> **TASK DETAILS**: Select each line of the records that contains the string "avatar". Treat uppercase and lowercase letters as different.

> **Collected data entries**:
══════
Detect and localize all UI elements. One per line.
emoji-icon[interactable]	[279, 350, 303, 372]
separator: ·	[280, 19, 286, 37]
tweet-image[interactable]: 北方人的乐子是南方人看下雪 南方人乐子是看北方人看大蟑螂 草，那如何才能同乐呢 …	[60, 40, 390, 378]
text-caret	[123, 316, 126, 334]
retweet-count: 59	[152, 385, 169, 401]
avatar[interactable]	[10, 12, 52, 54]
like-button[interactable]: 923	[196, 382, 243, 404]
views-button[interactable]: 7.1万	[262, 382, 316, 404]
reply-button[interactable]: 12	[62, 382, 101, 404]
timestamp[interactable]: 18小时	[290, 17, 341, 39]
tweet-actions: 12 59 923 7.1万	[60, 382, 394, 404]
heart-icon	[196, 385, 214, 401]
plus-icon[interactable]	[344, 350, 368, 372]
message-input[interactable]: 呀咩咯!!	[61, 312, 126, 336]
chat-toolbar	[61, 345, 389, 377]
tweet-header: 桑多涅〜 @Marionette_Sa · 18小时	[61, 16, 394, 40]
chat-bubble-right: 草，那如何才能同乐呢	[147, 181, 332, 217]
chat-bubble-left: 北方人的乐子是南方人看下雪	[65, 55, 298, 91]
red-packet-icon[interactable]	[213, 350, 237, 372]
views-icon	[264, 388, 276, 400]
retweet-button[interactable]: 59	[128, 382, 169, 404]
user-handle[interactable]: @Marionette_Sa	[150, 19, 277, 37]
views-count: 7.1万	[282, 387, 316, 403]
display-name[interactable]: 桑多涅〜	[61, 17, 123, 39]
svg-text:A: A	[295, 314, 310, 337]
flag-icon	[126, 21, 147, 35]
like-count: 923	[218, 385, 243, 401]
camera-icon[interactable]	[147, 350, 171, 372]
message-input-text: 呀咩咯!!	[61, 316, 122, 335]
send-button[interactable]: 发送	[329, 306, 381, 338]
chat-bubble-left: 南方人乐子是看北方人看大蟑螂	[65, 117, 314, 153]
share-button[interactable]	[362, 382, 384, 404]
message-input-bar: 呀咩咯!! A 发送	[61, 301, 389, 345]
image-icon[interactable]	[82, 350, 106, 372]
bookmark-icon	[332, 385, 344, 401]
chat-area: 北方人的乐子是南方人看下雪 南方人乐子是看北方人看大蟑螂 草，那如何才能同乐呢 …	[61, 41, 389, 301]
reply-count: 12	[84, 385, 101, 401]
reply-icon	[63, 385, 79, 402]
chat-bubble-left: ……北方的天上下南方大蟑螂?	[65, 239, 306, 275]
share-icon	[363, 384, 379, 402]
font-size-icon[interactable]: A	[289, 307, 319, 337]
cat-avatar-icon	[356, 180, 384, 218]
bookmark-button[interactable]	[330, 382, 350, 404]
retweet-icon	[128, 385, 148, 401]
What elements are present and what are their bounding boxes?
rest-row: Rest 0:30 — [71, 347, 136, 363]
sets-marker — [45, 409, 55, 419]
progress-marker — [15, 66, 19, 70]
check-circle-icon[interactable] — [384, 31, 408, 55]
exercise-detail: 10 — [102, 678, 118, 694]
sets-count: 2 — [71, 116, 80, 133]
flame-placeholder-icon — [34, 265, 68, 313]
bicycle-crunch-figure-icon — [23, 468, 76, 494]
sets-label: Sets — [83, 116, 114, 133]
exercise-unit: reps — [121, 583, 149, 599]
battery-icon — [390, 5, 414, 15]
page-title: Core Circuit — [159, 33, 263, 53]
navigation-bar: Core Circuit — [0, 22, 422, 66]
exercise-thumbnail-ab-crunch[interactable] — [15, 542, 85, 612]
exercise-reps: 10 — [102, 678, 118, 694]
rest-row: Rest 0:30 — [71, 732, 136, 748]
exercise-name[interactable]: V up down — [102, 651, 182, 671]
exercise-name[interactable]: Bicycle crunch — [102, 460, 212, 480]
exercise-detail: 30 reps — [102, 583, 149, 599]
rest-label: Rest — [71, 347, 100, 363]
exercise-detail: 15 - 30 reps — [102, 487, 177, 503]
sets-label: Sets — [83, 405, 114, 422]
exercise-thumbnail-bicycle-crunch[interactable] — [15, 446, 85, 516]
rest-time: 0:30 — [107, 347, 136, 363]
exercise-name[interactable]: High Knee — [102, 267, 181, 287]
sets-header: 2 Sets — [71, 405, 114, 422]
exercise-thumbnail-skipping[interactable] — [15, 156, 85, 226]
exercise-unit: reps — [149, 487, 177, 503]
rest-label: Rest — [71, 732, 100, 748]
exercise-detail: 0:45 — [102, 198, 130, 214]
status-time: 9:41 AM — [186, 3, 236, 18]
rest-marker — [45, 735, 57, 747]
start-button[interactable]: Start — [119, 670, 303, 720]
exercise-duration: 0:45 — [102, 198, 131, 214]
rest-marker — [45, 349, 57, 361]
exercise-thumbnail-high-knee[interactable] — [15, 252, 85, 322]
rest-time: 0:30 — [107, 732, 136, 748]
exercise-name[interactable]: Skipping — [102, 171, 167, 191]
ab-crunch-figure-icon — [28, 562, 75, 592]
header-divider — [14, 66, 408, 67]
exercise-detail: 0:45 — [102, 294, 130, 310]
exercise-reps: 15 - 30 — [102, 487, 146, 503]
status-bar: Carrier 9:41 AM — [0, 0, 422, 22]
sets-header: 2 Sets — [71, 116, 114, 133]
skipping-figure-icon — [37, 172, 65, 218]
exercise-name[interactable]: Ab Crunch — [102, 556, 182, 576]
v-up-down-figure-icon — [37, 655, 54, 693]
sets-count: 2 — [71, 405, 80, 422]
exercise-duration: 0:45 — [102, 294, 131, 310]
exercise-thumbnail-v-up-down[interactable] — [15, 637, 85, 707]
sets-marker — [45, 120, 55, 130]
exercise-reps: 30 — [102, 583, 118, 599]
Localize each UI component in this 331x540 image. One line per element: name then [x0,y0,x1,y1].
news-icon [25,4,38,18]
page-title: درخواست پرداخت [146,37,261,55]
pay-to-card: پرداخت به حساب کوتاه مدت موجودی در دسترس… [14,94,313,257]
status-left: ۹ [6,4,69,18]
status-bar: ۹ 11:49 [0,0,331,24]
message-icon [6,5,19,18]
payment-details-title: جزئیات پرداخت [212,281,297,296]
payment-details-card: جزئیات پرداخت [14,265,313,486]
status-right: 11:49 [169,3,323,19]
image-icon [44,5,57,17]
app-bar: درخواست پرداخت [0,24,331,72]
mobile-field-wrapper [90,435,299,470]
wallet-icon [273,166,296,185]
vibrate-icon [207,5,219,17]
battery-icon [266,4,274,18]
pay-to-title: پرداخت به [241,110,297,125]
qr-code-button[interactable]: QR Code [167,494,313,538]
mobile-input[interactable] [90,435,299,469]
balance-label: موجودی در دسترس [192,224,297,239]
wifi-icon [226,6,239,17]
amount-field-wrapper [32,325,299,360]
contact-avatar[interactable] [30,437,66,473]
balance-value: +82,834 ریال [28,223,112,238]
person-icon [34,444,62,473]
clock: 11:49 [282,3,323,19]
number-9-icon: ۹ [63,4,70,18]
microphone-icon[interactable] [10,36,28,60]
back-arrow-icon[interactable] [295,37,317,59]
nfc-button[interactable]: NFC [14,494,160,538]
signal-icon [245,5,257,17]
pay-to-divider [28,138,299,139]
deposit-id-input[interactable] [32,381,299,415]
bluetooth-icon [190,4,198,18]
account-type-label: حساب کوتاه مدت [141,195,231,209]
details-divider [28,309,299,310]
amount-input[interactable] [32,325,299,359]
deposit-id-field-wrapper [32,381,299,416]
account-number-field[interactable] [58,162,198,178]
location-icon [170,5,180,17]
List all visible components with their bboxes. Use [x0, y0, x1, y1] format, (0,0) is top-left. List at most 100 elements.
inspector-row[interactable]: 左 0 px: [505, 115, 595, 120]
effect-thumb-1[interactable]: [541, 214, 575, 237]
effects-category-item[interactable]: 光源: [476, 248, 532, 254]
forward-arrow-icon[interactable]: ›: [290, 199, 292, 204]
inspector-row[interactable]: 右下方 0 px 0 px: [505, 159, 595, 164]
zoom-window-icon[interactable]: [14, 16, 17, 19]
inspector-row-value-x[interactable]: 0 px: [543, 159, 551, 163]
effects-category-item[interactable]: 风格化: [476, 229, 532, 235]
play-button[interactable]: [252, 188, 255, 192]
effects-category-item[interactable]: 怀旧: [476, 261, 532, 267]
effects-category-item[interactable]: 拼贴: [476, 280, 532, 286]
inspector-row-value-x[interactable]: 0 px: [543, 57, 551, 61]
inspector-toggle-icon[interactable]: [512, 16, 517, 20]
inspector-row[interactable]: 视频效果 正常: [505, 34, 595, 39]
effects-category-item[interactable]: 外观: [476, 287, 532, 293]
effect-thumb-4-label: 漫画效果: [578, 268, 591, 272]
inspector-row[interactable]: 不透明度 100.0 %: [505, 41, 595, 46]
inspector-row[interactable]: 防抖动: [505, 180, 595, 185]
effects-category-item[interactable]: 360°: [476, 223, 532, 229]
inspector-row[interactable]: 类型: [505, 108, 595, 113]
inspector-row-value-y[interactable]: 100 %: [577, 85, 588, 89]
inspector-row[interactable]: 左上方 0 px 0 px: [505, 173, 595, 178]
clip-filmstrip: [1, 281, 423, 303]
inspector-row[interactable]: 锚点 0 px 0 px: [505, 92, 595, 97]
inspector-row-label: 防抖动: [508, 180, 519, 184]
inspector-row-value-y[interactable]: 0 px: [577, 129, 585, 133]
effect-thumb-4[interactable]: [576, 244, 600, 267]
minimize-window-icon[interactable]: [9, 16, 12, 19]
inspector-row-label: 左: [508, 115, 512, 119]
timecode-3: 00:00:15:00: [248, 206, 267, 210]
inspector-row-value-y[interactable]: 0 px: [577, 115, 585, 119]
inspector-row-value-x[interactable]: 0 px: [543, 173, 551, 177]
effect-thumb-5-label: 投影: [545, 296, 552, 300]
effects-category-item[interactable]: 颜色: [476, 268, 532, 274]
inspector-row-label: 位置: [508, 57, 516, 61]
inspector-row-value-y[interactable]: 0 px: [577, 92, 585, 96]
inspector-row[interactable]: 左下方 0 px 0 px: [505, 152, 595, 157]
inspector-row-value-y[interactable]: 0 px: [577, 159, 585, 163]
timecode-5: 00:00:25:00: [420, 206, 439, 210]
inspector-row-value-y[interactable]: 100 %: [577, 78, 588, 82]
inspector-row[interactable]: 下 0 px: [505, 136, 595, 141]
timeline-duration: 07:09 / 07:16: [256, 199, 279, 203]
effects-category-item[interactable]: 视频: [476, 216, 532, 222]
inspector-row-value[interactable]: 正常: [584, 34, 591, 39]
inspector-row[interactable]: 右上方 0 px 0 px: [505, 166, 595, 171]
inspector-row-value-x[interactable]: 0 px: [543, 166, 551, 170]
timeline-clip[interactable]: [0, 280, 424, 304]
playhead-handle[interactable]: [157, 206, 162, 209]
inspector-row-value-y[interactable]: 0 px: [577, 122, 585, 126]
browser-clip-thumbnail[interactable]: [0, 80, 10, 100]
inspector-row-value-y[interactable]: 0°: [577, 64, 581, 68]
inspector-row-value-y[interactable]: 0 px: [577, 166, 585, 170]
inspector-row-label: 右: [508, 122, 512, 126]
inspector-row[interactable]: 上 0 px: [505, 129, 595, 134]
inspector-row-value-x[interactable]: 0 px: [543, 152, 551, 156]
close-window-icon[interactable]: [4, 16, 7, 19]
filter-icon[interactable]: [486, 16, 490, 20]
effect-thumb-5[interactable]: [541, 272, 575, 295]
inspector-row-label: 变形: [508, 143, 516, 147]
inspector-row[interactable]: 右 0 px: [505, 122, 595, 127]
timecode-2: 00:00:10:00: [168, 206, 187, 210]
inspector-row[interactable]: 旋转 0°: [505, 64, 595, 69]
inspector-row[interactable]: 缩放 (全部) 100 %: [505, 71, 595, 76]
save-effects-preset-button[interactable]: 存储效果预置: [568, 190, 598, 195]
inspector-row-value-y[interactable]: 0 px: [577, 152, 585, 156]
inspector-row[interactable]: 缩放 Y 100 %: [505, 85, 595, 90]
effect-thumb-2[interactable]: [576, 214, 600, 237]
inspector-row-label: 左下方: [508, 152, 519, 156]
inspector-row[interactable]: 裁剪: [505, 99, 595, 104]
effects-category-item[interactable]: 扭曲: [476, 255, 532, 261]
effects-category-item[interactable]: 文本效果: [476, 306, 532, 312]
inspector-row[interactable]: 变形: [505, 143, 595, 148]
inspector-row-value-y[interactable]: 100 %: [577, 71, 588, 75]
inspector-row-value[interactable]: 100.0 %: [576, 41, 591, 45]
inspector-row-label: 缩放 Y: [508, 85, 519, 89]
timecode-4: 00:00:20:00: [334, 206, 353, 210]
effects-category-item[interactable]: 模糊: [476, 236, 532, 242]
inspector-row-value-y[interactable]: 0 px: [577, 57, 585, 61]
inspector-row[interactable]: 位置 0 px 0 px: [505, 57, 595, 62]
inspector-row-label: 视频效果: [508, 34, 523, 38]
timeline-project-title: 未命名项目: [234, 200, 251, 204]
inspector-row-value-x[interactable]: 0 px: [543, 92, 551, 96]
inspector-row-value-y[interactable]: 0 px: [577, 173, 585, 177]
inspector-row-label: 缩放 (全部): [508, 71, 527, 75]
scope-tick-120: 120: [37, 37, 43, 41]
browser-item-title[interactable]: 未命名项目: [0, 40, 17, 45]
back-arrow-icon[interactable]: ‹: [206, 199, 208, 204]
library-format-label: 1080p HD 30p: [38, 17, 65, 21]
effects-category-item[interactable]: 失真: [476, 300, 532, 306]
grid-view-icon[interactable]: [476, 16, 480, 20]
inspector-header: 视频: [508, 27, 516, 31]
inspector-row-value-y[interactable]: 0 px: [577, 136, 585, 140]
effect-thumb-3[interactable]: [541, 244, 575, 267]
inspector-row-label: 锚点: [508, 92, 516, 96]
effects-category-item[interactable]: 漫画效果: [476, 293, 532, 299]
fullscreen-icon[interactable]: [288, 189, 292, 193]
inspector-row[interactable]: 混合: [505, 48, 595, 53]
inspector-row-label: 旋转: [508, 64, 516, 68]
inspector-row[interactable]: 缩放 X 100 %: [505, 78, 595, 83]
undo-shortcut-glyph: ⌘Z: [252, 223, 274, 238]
══════
> **EXPECTED ANSWER**:
avatar[interactable]	[10, 12, 52, 54]
cat-avatar-icon	[356, 180, 384, 218]
contact-avatar[interactable] [30,437,66,473]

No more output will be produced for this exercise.